**TASK OBJECTIVE**
Look through the lines below and extract any with the word "давления".

**Collected data entries**
■ ■ ■ ■ ■

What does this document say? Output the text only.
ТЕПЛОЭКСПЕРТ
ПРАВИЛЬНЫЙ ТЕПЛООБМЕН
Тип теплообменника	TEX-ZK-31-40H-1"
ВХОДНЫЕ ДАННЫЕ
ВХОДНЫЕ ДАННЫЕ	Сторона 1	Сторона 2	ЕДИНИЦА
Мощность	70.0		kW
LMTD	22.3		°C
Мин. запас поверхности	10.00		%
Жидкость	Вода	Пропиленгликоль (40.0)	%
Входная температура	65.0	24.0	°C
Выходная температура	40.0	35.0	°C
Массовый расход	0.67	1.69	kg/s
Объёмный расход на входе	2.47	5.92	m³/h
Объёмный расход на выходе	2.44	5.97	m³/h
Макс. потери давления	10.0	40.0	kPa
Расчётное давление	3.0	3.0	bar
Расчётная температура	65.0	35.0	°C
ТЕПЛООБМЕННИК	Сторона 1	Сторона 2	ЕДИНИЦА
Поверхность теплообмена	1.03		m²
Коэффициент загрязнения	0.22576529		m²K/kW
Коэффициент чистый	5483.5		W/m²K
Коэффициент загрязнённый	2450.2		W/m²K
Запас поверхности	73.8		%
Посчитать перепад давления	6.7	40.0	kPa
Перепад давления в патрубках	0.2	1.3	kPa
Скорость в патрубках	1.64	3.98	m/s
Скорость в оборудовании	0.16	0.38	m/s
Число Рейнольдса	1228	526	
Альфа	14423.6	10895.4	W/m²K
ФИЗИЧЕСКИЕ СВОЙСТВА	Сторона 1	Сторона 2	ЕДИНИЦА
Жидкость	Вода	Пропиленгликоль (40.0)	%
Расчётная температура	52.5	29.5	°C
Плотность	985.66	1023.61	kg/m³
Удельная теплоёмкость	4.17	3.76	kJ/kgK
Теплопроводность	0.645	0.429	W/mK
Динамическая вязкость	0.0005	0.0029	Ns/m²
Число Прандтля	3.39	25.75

■ ■ ■ ■ ■

**OUTPUT**
Макс. потери давления	10.0	40.0	kPa
Посчитать перепад давления	6.7	40.0	kPa
Перепад давления в патрубках	0.2	1.3	kPa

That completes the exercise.